• [What you are asked to do]: From the listing, collect all lines containing the word "page".

• [Items]:
****
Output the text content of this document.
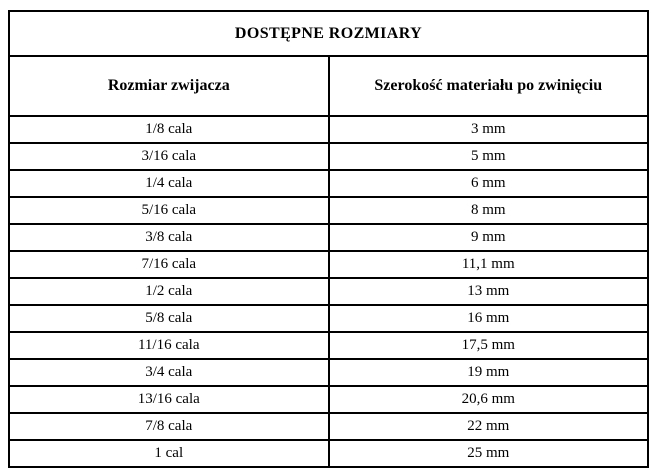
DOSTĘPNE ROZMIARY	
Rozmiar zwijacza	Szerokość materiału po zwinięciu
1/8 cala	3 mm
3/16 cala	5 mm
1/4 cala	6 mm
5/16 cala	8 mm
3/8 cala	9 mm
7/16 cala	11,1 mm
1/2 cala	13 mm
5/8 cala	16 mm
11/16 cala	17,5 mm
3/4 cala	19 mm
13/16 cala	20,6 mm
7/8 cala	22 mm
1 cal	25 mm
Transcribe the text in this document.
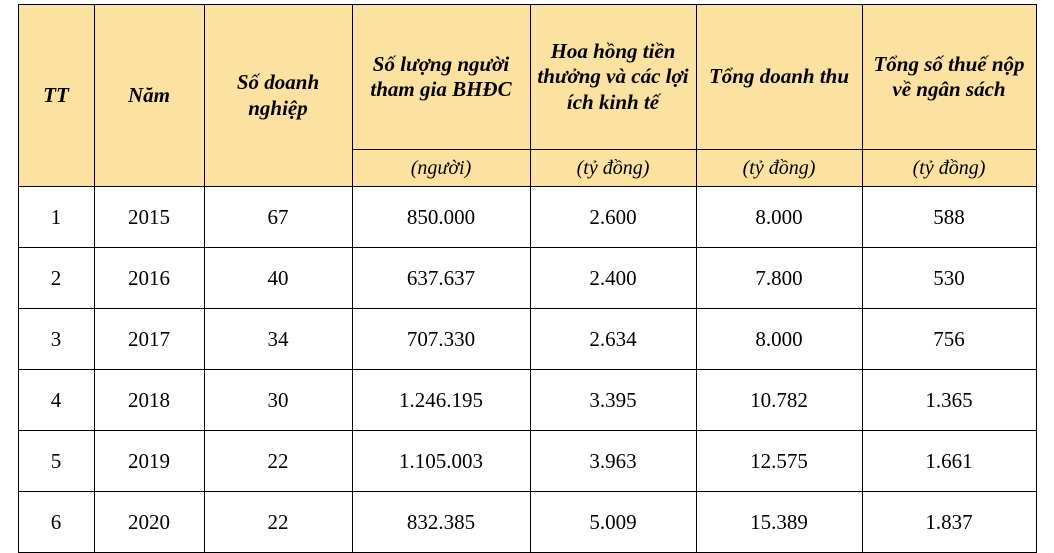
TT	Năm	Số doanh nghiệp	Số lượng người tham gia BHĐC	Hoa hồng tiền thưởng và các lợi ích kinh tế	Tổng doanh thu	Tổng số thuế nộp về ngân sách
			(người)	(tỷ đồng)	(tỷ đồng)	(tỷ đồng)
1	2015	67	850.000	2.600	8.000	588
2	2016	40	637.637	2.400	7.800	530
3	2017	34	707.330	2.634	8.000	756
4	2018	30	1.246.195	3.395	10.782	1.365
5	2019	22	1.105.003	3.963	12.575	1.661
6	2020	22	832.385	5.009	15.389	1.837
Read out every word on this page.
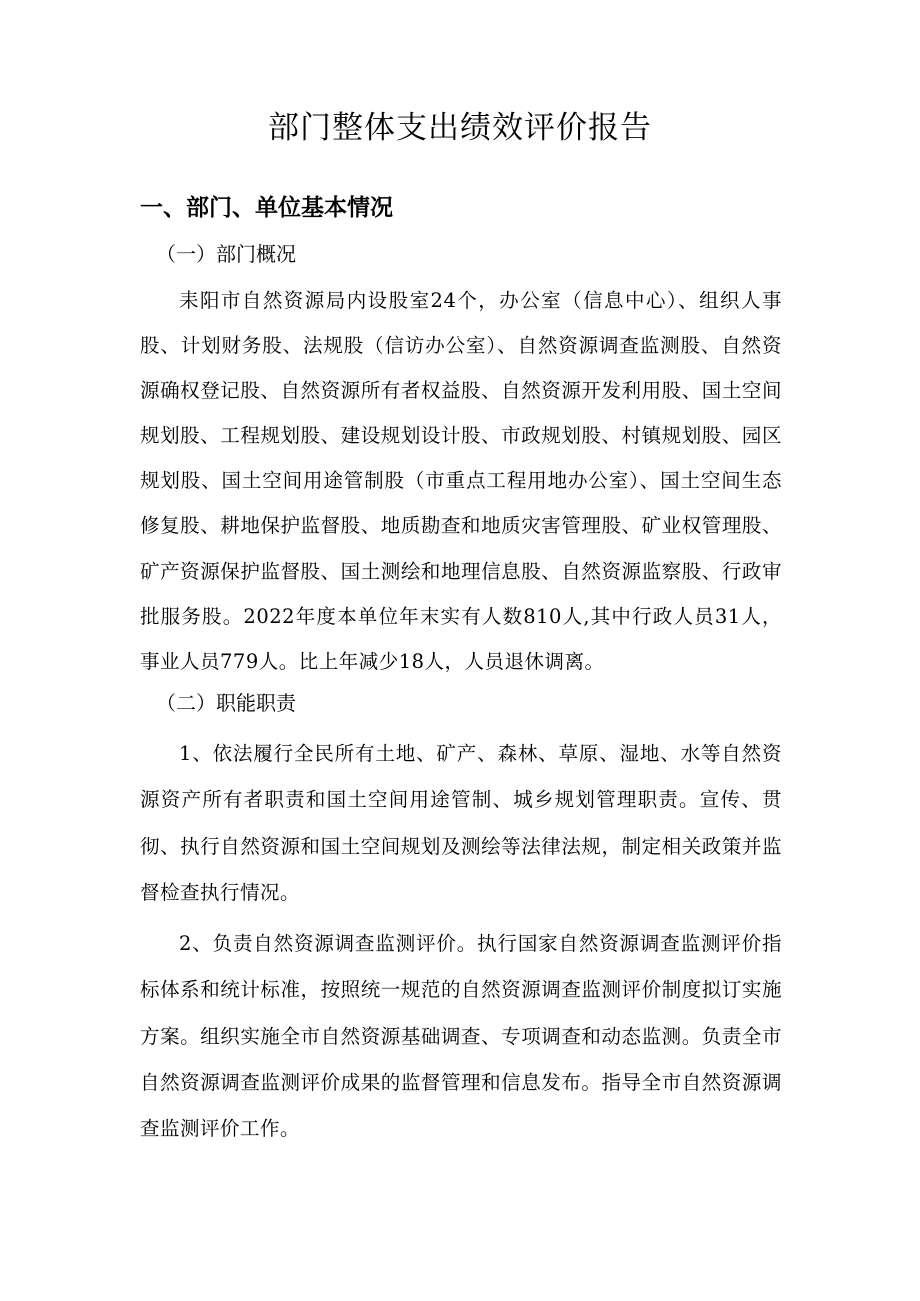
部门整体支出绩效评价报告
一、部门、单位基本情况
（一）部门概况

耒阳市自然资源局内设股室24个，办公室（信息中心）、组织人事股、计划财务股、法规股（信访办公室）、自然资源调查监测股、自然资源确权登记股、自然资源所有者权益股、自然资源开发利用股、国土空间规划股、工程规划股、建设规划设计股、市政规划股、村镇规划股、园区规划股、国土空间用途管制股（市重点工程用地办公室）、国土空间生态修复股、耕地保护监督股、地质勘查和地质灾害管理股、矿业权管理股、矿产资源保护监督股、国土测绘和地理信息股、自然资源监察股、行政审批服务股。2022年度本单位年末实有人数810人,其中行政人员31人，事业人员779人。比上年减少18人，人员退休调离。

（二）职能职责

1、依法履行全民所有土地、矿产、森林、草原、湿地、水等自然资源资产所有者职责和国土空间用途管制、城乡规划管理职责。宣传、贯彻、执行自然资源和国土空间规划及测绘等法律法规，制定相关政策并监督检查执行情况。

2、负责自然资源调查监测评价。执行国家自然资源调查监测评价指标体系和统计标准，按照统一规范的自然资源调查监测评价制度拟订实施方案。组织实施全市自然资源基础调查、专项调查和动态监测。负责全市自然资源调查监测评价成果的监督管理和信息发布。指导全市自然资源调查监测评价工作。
****
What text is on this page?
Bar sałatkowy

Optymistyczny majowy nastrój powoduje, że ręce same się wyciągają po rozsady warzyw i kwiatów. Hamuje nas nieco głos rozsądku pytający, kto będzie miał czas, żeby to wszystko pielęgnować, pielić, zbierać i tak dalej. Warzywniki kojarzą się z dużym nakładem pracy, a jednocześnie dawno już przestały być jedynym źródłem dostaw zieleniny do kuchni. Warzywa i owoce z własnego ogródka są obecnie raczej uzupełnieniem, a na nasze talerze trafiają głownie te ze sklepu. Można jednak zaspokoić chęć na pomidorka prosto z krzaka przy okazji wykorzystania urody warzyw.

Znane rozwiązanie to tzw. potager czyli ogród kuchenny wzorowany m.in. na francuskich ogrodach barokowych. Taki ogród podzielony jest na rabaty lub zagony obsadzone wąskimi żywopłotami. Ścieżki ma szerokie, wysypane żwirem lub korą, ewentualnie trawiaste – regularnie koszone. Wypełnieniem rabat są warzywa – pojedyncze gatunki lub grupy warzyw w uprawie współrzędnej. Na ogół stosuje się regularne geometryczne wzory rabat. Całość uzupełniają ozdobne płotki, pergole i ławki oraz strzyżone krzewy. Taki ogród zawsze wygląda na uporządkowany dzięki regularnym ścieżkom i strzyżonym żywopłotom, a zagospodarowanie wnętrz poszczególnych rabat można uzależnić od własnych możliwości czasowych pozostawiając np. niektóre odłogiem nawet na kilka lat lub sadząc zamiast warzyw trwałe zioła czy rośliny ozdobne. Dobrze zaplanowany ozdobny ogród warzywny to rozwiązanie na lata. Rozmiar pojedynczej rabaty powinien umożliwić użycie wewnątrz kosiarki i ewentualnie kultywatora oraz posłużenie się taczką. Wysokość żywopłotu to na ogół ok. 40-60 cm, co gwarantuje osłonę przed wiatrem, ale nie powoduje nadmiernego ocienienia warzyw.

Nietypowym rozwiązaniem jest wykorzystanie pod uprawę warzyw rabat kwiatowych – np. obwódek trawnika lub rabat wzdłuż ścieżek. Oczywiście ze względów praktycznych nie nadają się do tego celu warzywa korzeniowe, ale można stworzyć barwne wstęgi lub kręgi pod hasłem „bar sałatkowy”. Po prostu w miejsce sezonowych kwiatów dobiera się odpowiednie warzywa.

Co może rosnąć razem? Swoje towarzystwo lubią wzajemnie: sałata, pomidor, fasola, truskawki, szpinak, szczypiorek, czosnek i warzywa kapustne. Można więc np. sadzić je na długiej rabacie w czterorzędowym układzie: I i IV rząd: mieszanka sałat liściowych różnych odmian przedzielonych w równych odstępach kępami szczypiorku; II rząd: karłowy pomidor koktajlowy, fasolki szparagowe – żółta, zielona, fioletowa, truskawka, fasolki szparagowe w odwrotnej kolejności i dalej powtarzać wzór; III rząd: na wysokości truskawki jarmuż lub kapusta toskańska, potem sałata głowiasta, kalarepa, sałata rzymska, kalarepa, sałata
****
• [Right answer]:
Read out every word on this page.
What text is on this page?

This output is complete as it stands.